"""
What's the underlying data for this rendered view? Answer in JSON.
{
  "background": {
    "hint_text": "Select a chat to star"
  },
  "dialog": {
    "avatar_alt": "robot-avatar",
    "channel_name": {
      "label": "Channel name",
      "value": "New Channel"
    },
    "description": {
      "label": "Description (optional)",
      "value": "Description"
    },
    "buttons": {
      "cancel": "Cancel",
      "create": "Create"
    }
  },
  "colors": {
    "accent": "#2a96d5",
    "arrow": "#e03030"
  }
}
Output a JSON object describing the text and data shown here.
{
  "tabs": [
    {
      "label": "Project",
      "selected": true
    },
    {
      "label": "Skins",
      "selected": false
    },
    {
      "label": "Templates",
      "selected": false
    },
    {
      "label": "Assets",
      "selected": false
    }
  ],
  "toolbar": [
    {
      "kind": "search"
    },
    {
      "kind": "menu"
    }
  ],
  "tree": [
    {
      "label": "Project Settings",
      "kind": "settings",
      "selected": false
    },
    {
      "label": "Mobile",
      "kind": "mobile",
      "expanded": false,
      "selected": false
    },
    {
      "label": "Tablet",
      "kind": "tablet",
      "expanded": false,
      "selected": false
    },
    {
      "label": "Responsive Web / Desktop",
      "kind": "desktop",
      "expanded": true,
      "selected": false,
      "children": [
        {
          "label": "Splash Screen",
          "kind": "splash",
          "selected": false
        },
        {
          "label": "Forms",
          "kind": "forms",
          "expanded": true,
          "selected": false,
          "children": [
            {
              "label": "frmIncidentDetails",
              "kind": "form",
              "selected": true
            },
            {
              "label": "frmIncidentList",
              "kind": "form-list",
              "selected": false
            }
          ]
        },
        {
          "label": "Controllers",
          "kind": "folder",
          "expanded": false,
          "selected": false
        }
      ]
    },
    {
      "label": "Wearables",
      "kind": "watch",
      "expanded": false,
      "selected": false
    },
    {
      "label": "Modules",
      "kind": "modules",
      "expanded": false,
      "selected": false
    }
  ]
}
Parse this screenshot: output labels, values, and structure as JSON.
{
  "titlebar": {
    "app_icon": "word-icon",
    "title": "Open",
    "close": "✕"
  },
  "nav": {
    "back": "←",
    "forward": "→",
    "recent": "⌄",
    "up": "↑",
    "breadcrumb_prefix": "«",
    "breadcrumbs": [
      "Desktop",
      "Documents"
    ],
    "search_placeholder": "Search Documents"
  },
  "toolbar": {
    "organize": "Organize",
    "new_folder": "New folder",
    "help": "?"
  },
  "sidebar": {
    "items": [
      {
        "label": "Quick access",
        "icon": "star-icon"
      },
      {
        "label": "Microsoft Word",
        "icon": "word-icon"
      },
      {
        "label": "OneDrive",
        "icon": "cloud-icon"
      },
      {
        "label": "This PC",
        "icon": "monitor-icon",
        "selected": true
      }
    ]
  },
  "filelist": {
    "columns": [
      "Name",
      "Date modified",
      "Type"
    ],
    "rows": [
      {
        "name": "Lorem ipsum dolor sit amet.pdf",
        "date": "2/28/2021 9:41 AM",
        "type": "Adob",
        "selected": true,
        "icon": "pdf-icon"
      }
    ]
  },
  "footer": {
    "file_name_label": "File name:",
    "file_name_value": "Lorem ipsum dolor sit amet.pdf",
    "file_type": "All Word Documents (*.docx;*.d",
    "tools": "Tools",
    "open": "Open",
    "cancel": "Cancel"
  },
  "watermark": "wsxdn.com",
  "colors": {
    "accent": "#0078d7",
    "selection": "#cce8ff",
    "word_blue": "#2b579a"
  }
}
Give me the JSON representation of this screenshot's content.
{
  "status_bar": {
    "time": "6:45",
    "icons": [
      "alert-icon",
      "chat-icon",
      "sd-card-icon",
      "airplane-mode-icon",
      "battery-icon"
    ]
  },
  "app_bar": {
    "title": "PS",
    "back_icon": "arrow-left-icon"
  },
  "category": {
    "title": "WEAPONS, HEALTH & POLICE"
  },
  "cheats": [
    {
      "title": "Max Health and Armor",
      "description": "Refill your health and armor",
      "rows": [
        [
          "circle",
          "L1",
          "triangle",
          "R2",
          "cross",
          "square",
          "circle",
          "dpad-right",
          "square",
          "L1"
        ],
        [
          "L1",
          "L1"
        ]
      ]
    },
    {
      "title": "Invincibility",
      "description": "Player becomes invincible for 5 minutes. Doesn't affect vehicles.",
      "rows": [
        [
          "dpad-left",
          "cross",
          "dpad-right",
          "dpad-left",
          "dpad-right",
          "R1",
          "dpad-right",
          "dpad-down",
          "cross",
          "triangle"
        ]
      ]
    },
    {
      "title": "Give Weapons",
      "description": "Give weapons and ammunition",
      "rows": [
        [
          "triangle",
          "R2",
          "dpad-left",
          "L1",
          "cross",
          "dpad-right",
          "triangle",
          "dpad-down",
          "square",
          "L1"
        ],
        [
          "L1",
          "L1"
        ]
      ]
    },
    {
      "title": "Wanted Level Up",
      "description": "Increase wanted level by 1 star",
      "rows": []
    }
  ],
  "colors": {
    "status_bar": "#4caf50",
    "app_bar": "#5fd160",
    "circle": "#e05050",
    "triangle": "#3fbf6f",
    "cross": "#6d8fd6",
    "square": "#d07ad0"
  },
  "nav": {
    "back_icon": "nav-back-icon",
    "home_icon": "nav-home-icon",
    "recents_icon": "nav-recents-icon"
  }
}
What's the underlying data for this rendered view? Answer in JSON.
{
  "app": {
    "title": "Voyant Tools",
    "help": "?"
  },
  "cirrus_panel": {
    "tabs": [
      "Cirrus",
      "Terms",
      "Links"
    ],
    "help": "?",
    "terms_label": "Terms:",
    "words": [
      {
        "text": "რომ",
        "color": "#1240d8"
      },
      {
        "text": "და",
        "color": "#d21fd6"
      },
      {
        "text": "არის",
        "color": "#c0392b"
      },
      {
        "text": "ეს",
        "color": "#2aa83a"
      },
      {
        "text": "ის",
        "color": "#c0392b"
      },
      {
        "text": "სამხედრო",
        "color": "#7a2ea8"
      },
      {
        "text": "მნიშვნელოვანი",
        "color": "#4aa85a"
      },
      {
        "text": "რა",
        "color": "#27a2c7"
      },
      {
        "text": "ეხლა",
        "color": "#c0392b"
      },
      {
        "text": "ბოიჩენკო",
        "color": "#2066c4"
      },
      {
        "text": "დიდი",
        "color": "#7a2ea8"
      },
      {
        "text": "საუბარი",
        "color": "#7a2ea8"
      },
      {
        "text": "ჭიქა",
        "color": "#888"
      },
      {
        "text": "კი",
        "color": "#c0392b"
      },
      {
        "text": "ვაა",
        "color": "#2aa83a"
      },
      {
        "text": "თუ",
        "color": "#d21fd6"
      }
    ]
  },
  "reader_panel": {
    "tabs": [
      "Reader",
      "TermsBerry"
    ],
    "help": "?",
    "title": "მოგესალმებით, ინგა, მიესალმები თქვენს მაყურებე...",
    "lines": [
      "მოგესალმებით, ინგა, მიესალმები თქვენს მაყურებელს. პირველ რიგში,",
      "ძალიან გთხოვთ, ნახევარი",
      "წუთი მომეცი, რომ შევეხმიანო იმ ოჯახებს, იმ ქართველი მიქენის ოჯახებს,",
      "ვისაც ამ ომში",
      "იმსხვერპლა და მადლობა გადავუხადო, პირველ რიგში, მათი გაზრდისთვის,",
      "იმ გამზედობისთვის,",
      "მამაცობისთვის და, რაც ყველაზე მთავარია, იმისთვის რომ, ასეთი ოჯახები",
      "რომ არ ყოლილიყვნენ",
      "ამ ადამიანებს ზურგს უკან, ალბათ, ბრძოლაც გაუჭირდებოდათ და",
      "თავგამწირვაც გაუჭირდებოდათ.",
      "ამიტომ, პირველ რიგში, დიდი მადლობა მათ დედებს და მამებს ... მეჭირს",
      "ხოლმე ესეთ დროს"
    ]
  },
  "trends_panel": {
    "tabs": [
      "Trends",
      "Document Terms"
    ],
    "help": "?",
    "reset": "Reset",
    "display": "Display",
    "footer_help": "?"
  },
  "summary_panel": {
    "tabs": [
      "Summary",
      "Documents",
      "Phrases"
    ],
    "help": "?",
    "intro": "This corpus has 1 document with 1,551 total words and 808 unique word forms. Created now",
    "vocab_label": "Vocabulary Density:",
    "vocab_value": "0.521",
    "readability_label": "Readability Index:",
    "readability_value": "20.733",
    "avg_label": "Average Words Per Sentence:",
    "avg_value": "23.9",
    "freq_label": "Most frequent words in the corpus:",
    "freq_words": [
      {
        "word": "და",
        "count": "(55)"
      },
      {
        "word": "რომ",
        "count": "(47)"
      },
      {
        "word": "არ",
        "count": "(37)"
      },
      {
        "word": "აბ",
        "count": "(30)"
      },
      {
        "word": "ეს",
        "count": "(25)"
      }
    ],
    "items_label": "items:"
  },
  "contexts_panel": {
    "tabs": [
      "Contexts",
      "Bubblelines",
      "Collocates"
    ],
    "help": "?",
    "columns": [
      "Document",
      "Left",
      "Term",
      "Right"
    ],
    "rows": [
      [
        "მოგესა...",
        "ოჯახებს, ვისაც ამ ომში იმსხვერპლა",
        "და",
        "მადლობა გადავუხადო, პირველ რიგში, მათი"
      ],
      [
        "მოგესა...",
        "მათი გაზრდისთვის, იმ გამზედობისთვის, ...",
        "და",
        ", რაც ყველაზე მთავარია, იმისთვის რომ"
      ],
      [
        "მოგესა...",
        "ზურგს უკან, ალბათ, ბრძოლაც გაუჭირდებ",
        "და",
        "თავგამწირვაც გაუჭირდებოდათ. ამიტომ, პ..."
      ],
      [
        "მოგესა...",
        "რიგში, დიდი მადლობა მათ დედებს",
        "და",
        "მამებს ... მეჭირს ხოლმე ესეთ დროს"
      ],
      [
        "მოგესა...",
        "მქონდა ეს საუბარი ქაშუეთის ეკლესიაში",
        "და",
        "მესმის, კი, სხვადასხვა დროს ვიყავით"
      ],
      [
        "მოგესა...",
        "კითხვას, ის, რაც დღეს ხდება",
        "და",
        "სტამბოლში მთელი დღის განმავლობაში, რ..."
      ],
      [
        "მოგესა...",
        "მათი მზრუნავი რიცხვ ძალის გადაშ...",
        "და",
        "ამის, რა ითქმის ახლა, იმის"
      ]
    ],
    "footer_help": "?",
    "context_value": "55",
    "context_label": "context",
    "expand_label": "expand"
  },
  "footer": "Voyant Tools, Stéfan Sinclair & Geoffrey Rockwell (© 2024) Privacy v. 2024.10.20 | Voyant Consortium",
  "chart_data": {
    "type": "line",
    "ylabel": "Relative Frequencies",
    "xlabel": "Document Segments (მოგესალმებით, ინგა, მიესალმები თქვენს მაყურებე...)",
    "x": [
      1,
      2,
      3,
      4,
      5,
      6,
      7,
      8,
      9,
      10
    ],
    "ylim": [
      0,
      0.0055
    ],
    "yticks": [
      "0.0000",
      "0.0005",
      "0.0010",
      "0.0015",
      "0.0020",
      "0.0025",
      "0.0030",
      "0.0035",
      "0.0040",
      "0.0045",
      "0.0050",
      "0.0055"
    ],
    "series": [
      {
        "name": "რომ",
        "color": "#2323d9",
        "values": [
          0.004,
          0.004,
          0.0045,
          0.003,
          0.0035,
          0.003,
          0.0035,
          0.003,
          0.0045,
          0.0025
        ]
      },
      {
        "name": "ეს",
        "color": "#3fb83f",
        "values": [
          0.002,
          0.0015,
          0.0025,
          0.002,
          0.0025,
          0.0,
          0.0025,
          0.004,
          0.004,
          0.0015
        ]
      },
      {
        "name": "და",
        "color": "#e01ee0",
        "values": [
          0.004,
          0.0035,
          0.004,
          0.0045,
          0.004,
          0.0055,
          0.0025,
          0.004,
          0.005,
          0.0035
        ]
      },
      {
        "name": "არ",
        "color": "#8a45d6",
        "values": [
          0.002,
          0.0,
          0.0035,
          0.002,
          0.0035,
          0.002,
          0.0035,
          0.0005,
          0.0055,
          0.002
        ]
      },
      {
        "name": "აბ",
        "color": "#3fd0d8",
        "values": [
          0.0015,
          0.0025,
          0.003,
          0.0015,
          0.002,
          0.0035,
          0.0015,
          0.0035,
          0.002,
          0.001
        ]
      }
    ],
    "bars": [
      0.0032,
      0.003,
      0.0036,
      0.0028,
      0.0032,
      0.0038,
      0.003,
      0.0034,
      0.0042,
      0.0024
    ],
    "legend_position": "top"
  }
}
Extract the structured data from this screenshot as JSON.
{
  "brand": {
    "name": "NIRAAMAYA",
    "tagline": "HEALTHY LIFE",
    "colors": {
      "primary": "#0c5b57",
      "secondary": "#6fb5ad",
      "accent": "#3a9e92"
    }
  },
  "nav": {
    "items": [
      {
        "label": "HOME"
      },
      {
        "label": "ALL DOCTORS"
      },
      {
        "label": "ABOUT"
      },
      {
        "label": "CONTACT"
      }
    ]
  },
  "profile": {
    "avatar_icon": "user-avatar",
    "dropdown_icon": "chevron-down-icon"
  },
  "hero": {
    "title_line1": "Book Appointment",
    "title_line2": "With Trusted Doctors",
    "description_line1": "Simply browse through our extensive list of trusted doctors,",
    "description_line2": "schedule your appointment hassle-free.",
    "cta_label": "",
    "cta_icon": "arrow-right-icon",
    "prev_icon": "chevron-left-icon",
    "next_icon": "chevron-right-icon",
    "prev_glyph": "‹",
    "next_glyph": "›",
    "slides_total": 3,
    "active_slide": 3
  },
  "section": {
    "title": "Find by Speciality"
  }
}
"""
→ **Instructions to follow**
Determine how many lines of the data contain the word "Project", and reply with that number only.

→ **Written reply**
2